··· EXERCISE DATA

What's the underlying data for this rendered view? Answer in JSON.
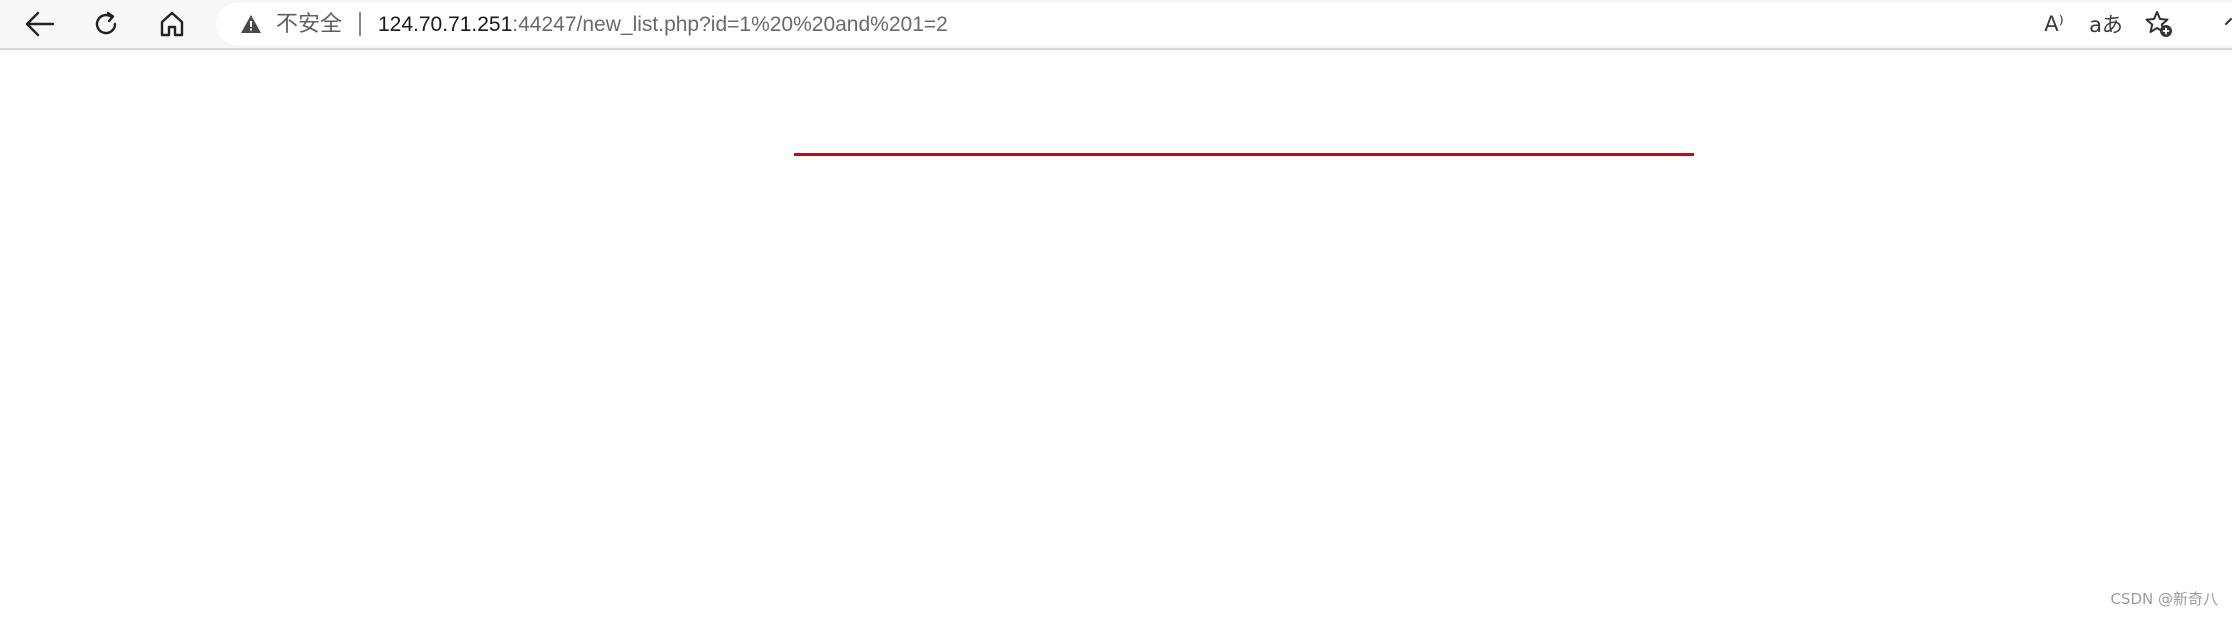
{
  "browser": {
    "nav": {
      "back_icon": "arrow-left-icon",
      "refresh_icon": "refresh-icon",
      "home_icon": "home-icon"
    },
    "address_bar": {
      "security_icon": "warning-triangle-icon",
      "security_label": "不安全",
      "url_host": "124.70.71.251",
      "url_rest": ":44247/new_list.php?id=1%20%20and%201=2",
      "icons": {
        "read_aloud_icon": "A⁾",
        "translate_icon": "aあ",
        "favorite_icon": "star-add-icon"
      }
    }
  },
  "page": {
    "rule_color": "#e00000"
  },
  "watermark": {
    "text": "CSDN @新奇八"
  }
}
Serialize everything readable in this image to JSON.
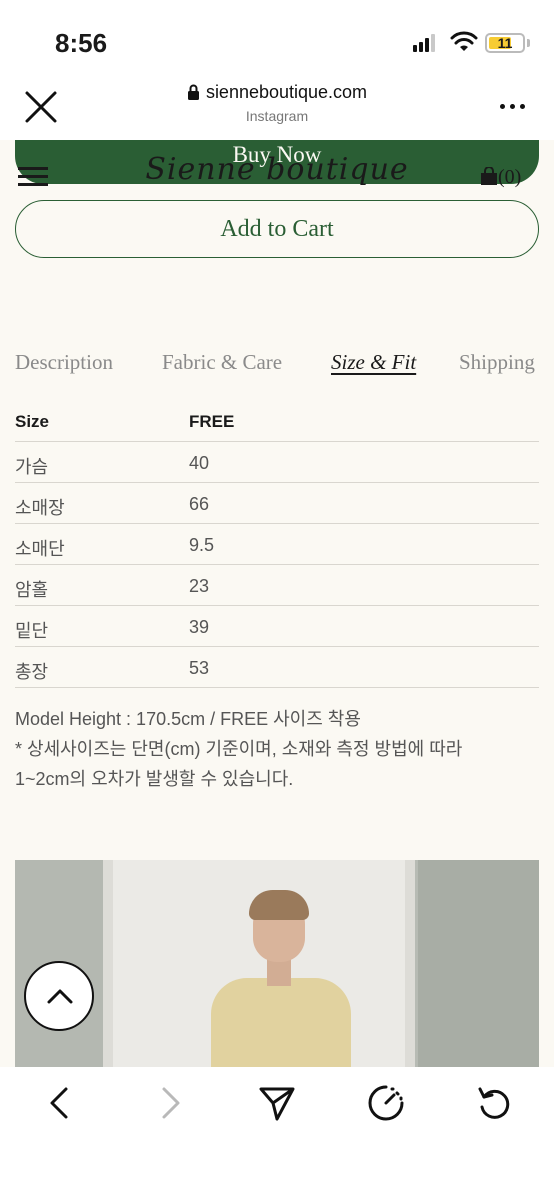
{
  "status_bar": {
    "time": "8:56",
    "battery_level": "11",
    "icons": [
      "signal-icon",
      "wifi-icon",
      "battery-icon"
    ]
  },
  "browser": {
    "url": "sienneboutique.com",
    "subtitle": "Instagram",
    "icons": [
      "close-icon",
      "lock-icon",
      "more-icon"
    ]
  },
  "site": {
    "brand": "Sienne boutique",
    "cart_count": "(0)",
    "buy_now": "Buy Now",
    "add_to_cart": "Add to Cart",
    "accent_color": "#2a5e34"
  },
  "tabs": [
    {
      "label": "Description",
      "active": false
    },
    {
      "label": "Fabric & Care",
      "active": false
    },
    {
      "label": "Size & Fit",
      "active": true
    },
    {
      "label": "Shipping",
      "active": false
    }
  ],
  "size_table": {
    "headers": [
      "Size",
      "FREE"
    ],
    "rows": [
      [
        "가슴",
        "40"
      ],
      [
        "소매장",
        "66"
      ],
      [
        "소매단",
        "9.5"
      ],
      [
        "암홀",
        "23"
      ],
      [
        "밑단",
        "39"
      ],
      [
        "총장",
        "53"
      ]
    ]
  },
  "notes": [
    "Model Height : 170.5cm / FREE 사이즈 착용",
    "* 상세사이즈는 단면(cm) 기준이며, 소재와 측정 방법에 따라",
    "1~2cm의 오차가 발생할 수 있습니다."
  ],
  "toolbar": {
    "icons": [
      "back-icon",
      "forward-icon",
      "share-icon",
      "speed-icon",
      "reload-icon"
    ]
  }
}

······

Set down the lines of the records above exactly, apart from the pictures.

What's the underlying data for this rendered view? Answer in JSON.
{
  "browser": {
    "nav": {
      "back_icon": "arrow-left-icon",
      "refresh_icon": "refresh-icon",
      "home_icon": "home-icon"
    },
    "address_bar": {
      "security_icon": "warning-triangle-icon",
      "security_label": "不安全",
      "url_host": "124.70.71.251",
      "url_rest": ":44247/new_list.php?id=1%20%20and%201=2",
      "icons": {
        "read_aloud_icon": "A⁾",
        "translate_icon": "aあ",
        "favorite_icon": "star-add-icon"
      }
    }
  },
  "page": {
    "rule_color": "#e00000"
  },
  "watermark": {
    "text": "CSDN @新奇八"
  }
}
Serialize everything readable in this image to JSON.
{
  "status_bar": {
    "time": "8:56",
    "battery_level": "11",
    "icons": [
      "signal-icon",
      "wifi-icon",
      "battery-icon"
    ]
  },
  "browser": {
    "url": "sienneboutique.com",
    "subtitle": "Instagram",
    "icons": [
      "close-icon",
      "lock-icon",
      "more-icon"
    ]
  },
  "site": {
    "brand": "Sienne boutique",
    "cart_count": "(0)",
    "buy_now": "Buy Now",
    "add_to_cart": "Add to Cart",
    "accent_color": "#2a5e34"
  },
  "tabs": [
    {
      "label": "Description",
      "active": false
    },
    {
      "label": "Fabric & Care",
      "active": false
    },
    {
      "label": "Size & Fit",
      "active": true
    },
    {
      "label": "Shipping",
      "active": false
    }
  ],
  "size_table": {
    "headers": [
      "Size",
      "FREE"
    ],
    "rows": [
      [
        "가슴",
        "40"
      ],
      [
        "소매장",
        "66"
      ],
      [
        "소매단",
        "9.5"
      ],
      [
        "암홀",
        "23"
      ],
      [
        "밑단",
        "39"
      ],
      [
        "총장",
        "53"
      ]
    ]
  },
  "notes": [
    "Model Height : 170.5cm / FREE 사이즈 착용",
    "* 상세사이즈는 단면(cm) 기준이며, 소재와 측정 방법에 따라",
    "1~2cm의 오차가 발생할 수 있습니다."
  ],
  "toolbar": {
    "icons": [
      "back-icon",
      "forward-icon",
      "share-icon",
      "speed-icon",
      "reload-icon"
    ]
  }
}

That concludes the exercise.